▸ **DATASET EXTRACT**:
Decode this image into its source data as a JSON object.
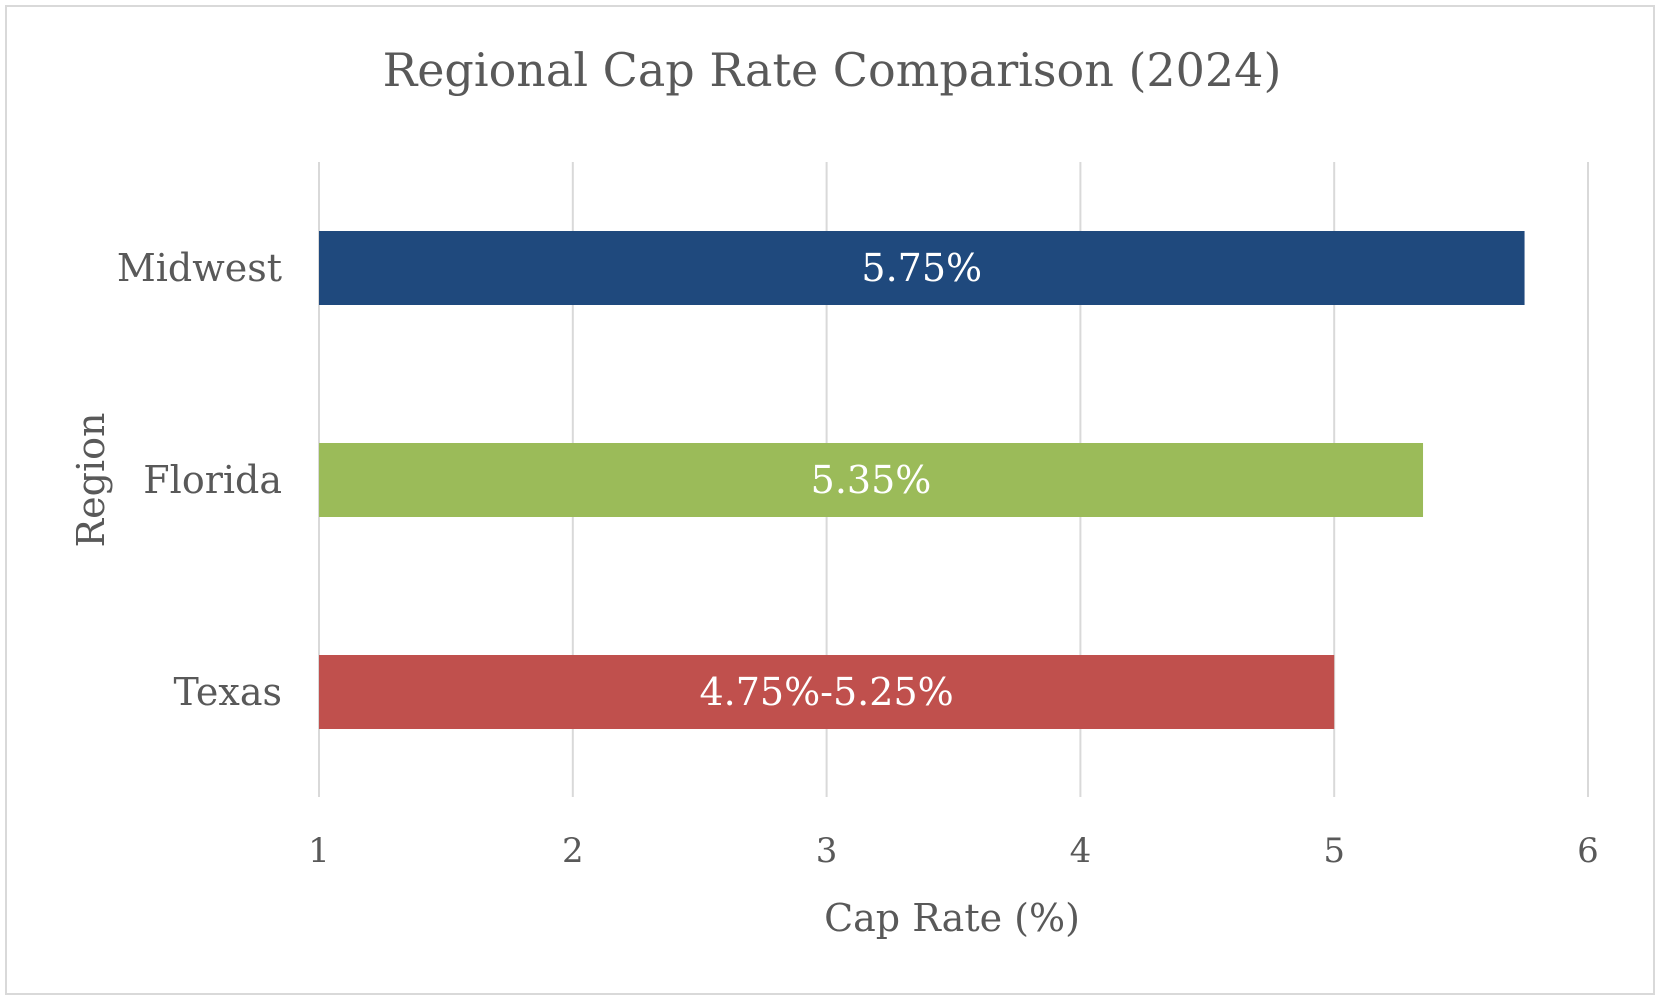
{
  "chart_data": {
    "type": "bar",
    "orientation": "horizontal",
    "title": "Regional Cap Rate Comparison (2024)",
    "xlabel": "Cap Rate (%)",
    "ylabel": "Region",
    "xlim": [
      1,
      6
    ],
    "x_ticks": [
      "1",
      "2",
      "3",
      "4",
      "5",
      "6"
    ],
    "grid": "vertical",
    "categories": [
      "Midwest",
      "Florida",
      "Texas"
    ],
    "values": [
      5.75,
      5.35,
      5.0
    ],
    "data_labels": [
      "5.75%",
      "5.35%",
      "4.75%-5.25%"
    ],
    "colors": [
      "#1f497d",
      "#9bbb59",
      "#c0504d"
    ]
  }
}
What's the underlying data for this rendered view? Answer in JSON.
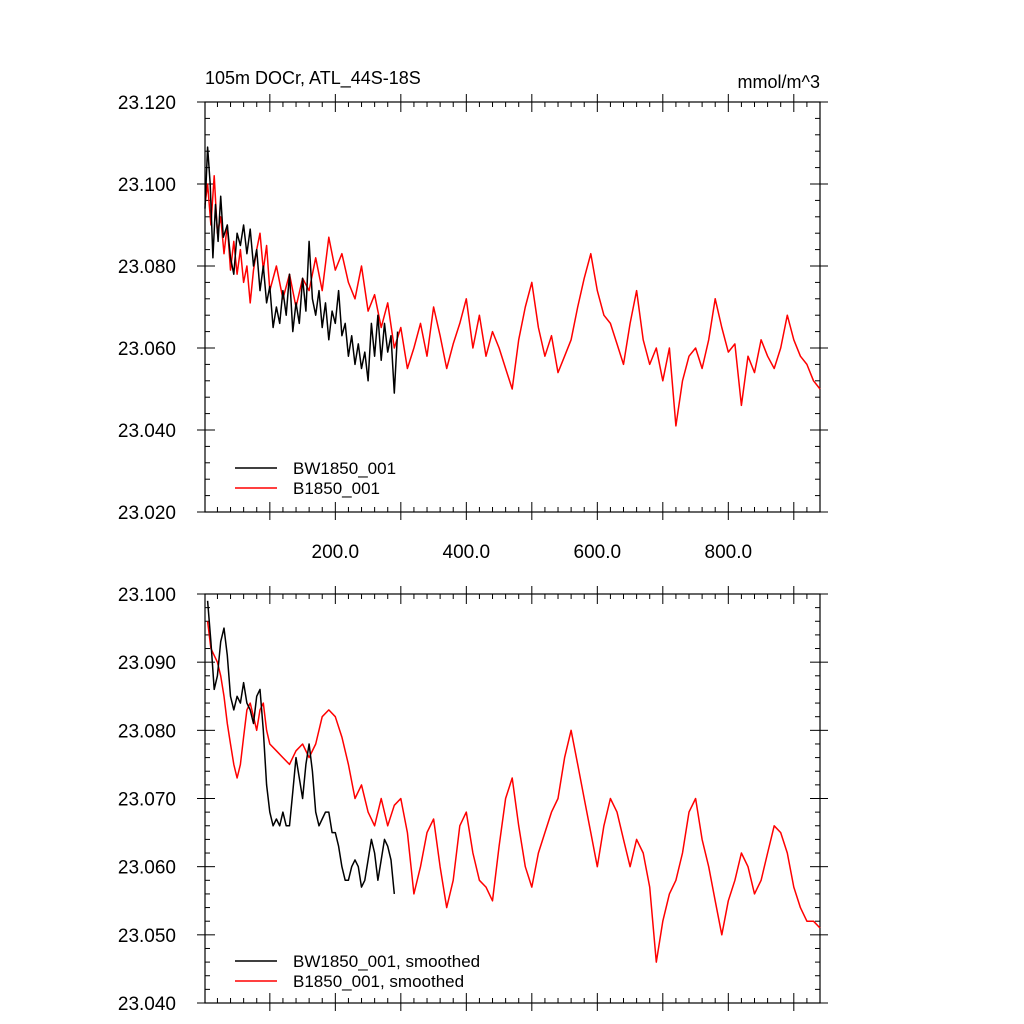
{
  "chart_data": [
    {
      "type": "line",
      "title": "105m DOCr, ATL_44S-18S",
      "units": "mmol/m^3",
      "xlim": [
        1,
        940
      ],
      "ylim": [
        23.02,
        23.12
      ],
      "x_ticks": [
        200,
        400,
        600,
        800
      ],
      "x_tick_labels": [
        "200.0",
        "400.0",
        "600.0",
        "800.0"
      ],
      "y_ticks": [
        23.02,
        23.04,
        23.06,
        23.08,
        23.1,
        23.12
      ],
      "y_tick_labels": [
        "23.020",
        "23.040",
        "23.060",
        "23.080",
        "23.100",
        "23.120"
      ],
      "grid": false,
      "legend_position": "bottom-left",
      "series": [
        {
          "name": "BW1850_001",
          "color": "#000000",
          "x": [
            1,
            5,
            9,
            13,
            17,
            21,
            25,
            29,
            35,
            40,
            45,
            50,
            55,
            60,
            65,
            70,
            75,
            80,
            85,
            90,
            95,
            100,
            105,
            110,
            115,
            120,
            125,
            130,
            135,
            140,
            145,
            150,
            155,
            160,
            165,
            170,
            175,
            180,
            185,
            190,
            195,
            200,
            205,
            210,
            215,
            220,
            225,
            230,
            235,
            240,
            245,
            250,
            255,
            260,
            265,
            270,
            275,
            280,
            285,
            290,
            295
          ],
          "values": [
            23.094,
            23.109,
            23.1,
            23.082,
            23.095,
            23.086,
            23.097,
            23.087,
            23.09,
            23.082,
            23.078,
            23.088,
            23.085,
            23.09,
            23.083,
            23.089,
            23.08,
            23.084,
            23.074,
            23.08,
            23.071,
            23.075,
            23.065,
            23.07,
            23.066,
            23.074,
            23.068,
            23.078,
            23.064,
            23.071,
            23.066,
            23.077,
            23.069,
            23.086,
            23.072,
            23.068,
            23.074,
            23.065,
            23.071,
            23.062,
            23.069,
            23.066,
            23.074,
            23.063,
            23.066,
            23.058,
            23.063,
            23.056,
            23.061,
            23.055,
            23.059,
            23.052,
            23.066,
            23.058,
            23.068,
            23.057,
            23.066,
            23.059,
            23.063,
            23.049,
            23.064
          ]
        },
        {
          "name": "B1850_001",
          "color": "#ff0000",
          "x": [
            1,
            5,
            10,
            15,
            20,
            25,
            30,
            35,
            40,
            45,
            50,
            55,
            60,
            65,
            70,
            75,
            80,
            85,
            90,
            95,
            100,
            110,
            120,
            130,
            140,
            150,
            160,
            170,
            180,
            190,
            200,
            210,
            220,
            230,
            240,
            250,
            260,
            270,
            280,
            290,
            300,
            310,
            320,
            330,
            340,
            350,
            360,
            370,
            380,
            390,
            400,
            410,
            420,
            430,
            440,
            450,
            460,
            470,
            480,
            490,
            500,
            510,
            520,
            530,
            540,
            550,
            560,
            570,
            580,
            590,
            600,
            610,
            620,
            630,
            640,
            650,
            660,
            670,
            680,
            690,
            700,
            710,
            720,
            730,
            740,
            750,
            760,
            770,
            780,
            790,
            800,
            810,
            820,
            830,
            840,
            850,
            860,
            870,
            880,
            890,
            900,
            910,
            920,
            930,
            940
          ],
          "values": [
            23.095,
            23.1,
            23.09,
            23.102,
            23.088,
            23.092,
            23.083,
            23.09,
            23.079,
            23.086,
            23.078,
            23.084,
            23.076,
            23.08,
            23.071,
            23.079,
            23.084,
            23.088,
            23.079,
            23.085,
            23.074,
            23.08,
            23.072,
            23.078,
            23.07,
            23.077,
            23.074,
            23.082,
            23.074,
            23.087,
            23.079,
            23.083,
            23.076,
            23.072,
            23.08,
            23.069,
            23.073,
            23.065,
            23.071,
            23.06,
            23.065,
            23.055,
            23.06,
            23.066,
            23.058,
            23.07,
            23.063,
            23.055,
            23.061,
            23.066,
            23.072,
            23.06,
            23.068,
            23.058,
            23.064,
            23.06,
            23.055,
            23.05,
            23.062,
            23.07,
            23.076,
            23.065,
            23.058,
            23.063,
            23.054,
            23.058,
            23.062,
            23.07,
            23.077,
            23.083,
            23.074,
            23.068,
            23.066,
            23.061,
            23.056,
            23.066,
            23.074,
            23.062,
            23.056,
            23.06,
            23.052,
            23.06,
            23.041,
            23.052,
            23.058,
            23.06,
            23.055,
            23.062,
            23.072,
            23.065,
            23.059,
            23.061,
            23.046,
            23.058,
            23.054,
            23.062,
            23.058,
            23.055,
            23.06,
            23.068,
            23.062,
            23.058,
            23.056,
            23.052,
            23.05
          ]
        }
      ]
    },
    {
      "type": "line",
      "xlim": [
        1,
        940
      ],
      "ylim": [
        23.04,
        23.1
      ],
      "y_ticks": [
        23.04,
        23.05,
        23.06,
        23.07,
        23.08,
        23.09,
        23.1
      ],
      "y_tick_labels": [
        "23.040",
        "23.050",
        "23.060",
        "23.070",
        "23.080",
        "23.090",
        "23.100"
      ],
      "grid": false,
      "legend_position": "bottom-left",
      "series": [
        {
          "name": "BW1850_001, smoothed",
          "color": "#000000",
          "x": [
            5,
            10,
            15,
            20,
            25,
            30,
            35,
            40,
            45,
            50,
            55,
            60,
            65,
            70,
            75,
            80,
            85,
            90,
            95,
            100,
            105,
            110,
            115,
            120,
            125,
            130,
            135,
            140,
            145,
            150,
            155,
            160,
            165,
            170,
            175,
            180,
            185,
            190,
            195,
            200,
            205,
            210,
            215,
            220,
            225,
            230,
            235,
            240,
            245,
            250,
            255,
            260,
            265,
            270,
            275,
            280,
            285,
            290
          ],
          "values": [
            23.099,
            23.093,
            23.086,
            23.088,
            23.093,
            23.095,
            23.091,
            23.085,
            23.083,
            23.085,
            23.084,
            23.087,
            23.084,
            23.083,
            23.081,
            23.085,
            23.086,
            23.08,
            23.072,
            23.068,
            23.066,
            23.067,
            23.066,
            23.068,
            23.066,
            23.066,
            23.071,
            23.076,
            23.073,
            23.07,
            23.075,
            23.078,
            23.074,
            23.068,
            23.066,
            23.067,
            23.068,
            23.068,
            23.065,
            23.065,
            23.063,
            23.06,
            23.058,
            23.058,
            23.06,
            23.061,
            23.06,
            23.057,
            23.058,
            23.061,
            23.064,
            23.062,
            23.058,
            23.061,
            23.064,
            23.063,
            23.061,
            23.056
          ]
        },
        {
          "name": "B1850_001, smoothed",
          "color": "#ff0000",
          "x": [
            5,
            10,
            15,
            20,
            25,
            30,
            35,
            40,
            45,
            50,
            55,
            60,
            65,
            70,
            75,
            80,
            85,
            90,
            95,
            100,
            110,
            120,
            130,
            140,
            150,
            160,
            170,
            180,
            190,
            200,
            210,
            220,
            230,
            240,
            250,
            260,
            270,
            280,
            290,
            300,
            310,
            320,
            330,
            340,
            350,
            360,
            370,
            380,
            390,
            400,
            410,
            420,
            430,
            440,
            450,
            460,
            470,
            480,
            490,
            500,
            510,
            520,
            530,
            540,
            550,
            560,
            570,
            580,
            590,
            600,
            610,
            620,
            630,
            640,
            650,
            660,
            670,
            680,
            690,
            700,
            710,
            720,
            730,
            740,
            750,
            760,
            770,
            780,
            790,
            800,
            810,
            820,
            830,
            840,
            850,
            860,
            870,
            880,
            890,
            900,
            910,
            920,
            930,
            940
          ],
          "values": [
            23.096,
            23.092,
            23.091,
            23.09,
            23.088,
            23.085,
            23.081,
            23.078,
            23.075,
            23.073,
            23.075,
            23.079,
            23.083,
            23.084,
            23.082,
            23.08,
            23.083,
            23.084,
            23.08,
            23.078,
            23.077,
            23.076,
            23.075,
            23.077,
            23.078,
            23.076,
            23.078,
            23.082,
            23.083,
            23.082,
            23.079,
            23.075,
            23.07,
            23.072,
            23.068,
            23.066,
            23.07,
            23.066,
            23.069,
            23.07,
            23.065,
            23.056,
            23.06,
            23.065,
            23.067,
            23.06,
            23.054,
            23.058,
            23.066,
            23.068,
            23.062,
            23.058,
            23.057,
            23.055,
            23.063,
            23.07,
            23.073,
            23.066,
            23.06,
            23.057,
            23.062,
            23.065,
            23.068,
            23.07,
            23.076,
            23.08,
            23.075,
            23.07,
            23.065,
            23.06,
            23.066,
            23.07,
            23.068,
            23.064,
            23.06,
            23.064,
            23.062,
            23.057,
            23.046,
            23.052,
            23.056,
            23.058,
            23.062,
            23.068,
            23.07,
            23.064,
            23.06,
            23.055,
            23.05,
            23.055,
            23.058,
            23.062,
            23.06,
            23.056,
            23.058,
            23.062,
            23.066,
            23.065,
            23.062,
            23.057,
            23.054,
            23.052,
            23.052,
            23.051
          ]
        }
      ]
    }
  ]
}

▸ **OBJECTIVE**: Find and copy every line in the entries above where the string "JSON" occurs.

▸ **ANSWER TO THE PROBLEM**:
Decode this image into its source data as a JSON object.
What's the underlying data for this rendered view? Answer in JSON.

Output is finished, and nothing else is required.